(Collected data)
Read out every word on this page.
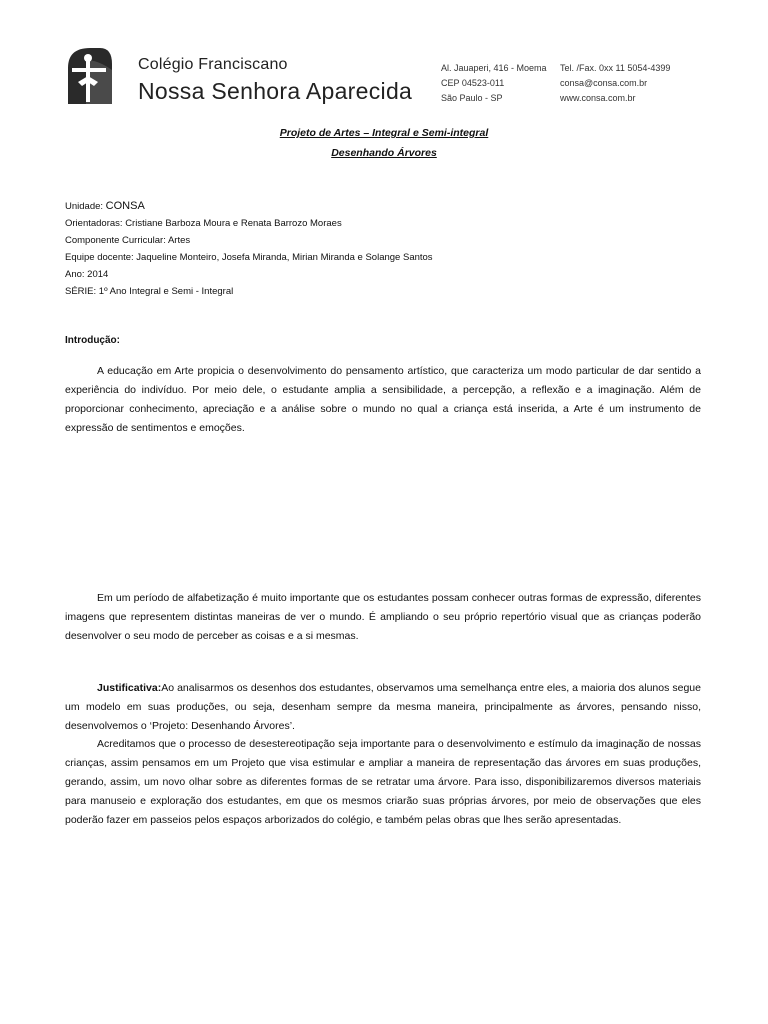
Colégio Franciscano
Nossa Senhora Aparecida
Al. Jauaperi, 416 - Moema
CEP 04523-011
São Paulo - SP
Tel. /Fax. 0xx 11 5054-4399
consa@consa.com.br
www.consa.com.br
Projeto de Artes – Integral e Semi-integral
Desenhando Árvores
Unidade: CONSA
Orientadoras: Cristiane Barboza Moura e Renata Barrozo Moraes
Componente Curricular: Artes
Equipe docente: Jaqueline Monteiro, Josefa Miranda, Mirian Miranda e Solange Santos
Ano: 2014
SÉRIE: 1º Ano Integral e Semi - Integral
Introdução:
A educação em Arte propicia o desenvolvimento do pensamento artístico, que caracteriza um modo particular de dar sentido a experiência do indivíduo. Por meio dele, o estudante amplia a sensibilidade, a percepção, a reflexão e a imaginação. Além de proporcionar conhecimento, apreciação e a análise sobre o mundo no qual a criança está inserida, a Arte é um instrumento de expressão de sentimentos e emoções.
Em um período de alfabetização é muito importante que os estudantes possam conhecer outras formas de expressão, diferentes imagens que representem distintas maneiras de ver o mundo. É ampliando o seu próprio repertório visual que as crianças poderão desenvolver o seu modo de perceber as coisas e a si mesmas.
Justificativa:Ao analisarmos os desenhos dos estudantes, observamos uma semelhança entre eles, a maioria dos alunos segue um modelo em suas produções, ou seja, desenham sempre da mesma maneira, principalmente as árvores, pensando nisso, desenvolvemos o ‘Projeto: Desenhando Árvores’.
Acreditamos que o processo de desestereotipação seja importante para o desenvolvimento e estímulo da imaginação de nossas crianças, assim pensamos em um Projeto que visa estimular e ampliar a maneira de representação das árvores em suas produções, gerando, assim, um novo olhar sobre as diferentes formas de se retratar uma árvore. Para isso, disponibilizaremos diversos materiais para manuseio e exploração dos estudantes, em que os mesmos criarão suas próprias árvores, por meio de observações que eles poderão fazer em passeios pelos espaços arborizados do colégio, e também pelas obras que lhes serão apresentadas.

**Written instruction**
Pictures don't belong in the copy. Transcribe every record exactly as it appears.

**Result**
Read out every word on this page.
Colégio Franciscano
Nossa Senhora Aparecida
Al. Jauaperi, 416 - Moema
CEP 04523-011
São Paulo - SP
Tel. /Fax. 0xx 11 5054-4399
consa@consa.com.br
www.consa.com.br
Projeto de Artes – Integral e Semi-integral
Desenhando Árvores
Unidade: CONSA
Orientadoras: Cristiane Barboza Moura e Renata Barrozo Moraes
Componente Curricular: Artes
Equipe docente: Jaqueline Monteiro, Josefa Miranda, Mirian Miranda e Solange Santos
Ano: 2014
SÉRIE: 1º Ano Integral e Semi - Integral
Introdução:
A educação em Arte propicia o desenvolvimento do pensamento artístico, que caracteriza um modo particular de dar sentido a experiência do indivíduo. Por meio dele, o estudante amplia a sensibilidade, a percepção, a reflexão e a imaginação. Além de proporcionar conhecimento, apreciação e a análise sobre o mundo no qual a criança está inserida, a Arte é um instrumento de expressão de sentimentos e emoções.
Em um período de alfabetização é muito importante que os estudantes possam conhecer outras formas de expressão, diferentes imagens que representem distintas maneiras de ver o mundo. É ampliando o seu próprio repertório visual que as crianças poderão desenvolver o seu modo de perceber as coisas e a si mesmas.
Justificativa:Ao analisarmos os desenhos dos estudantes, observamos uma semelhança entre eles, a maioria dos alunos segue um modelo em suas produções, ou seja, desenham sempre da mesma maneira, principalmente as árvores, pensando nisso, desenvolvemos o ‘Projeto: Desenhando Árvores’.
Acreditamos que o processo de desestereotipação seja importante para o desenvolvimento e estímulo da imaginação de nossas crianças, assim pensamos em um Projeto que visa estimular e ampliar a maneira de representação das árvores em suas produções, gerando, assim, um novo olhar sobre as diferentes formas de se retratar uma árvore. Para isso, disponibilizaremos diversos materiais para manuseio e exploração dos estudantes, em que os mesmos criarão suas próprias árvores, por meio de observações que eles poderão fazer em passeios pelos espaços arborizados do colégio, e também pelas obras que lhes serão apresentadas.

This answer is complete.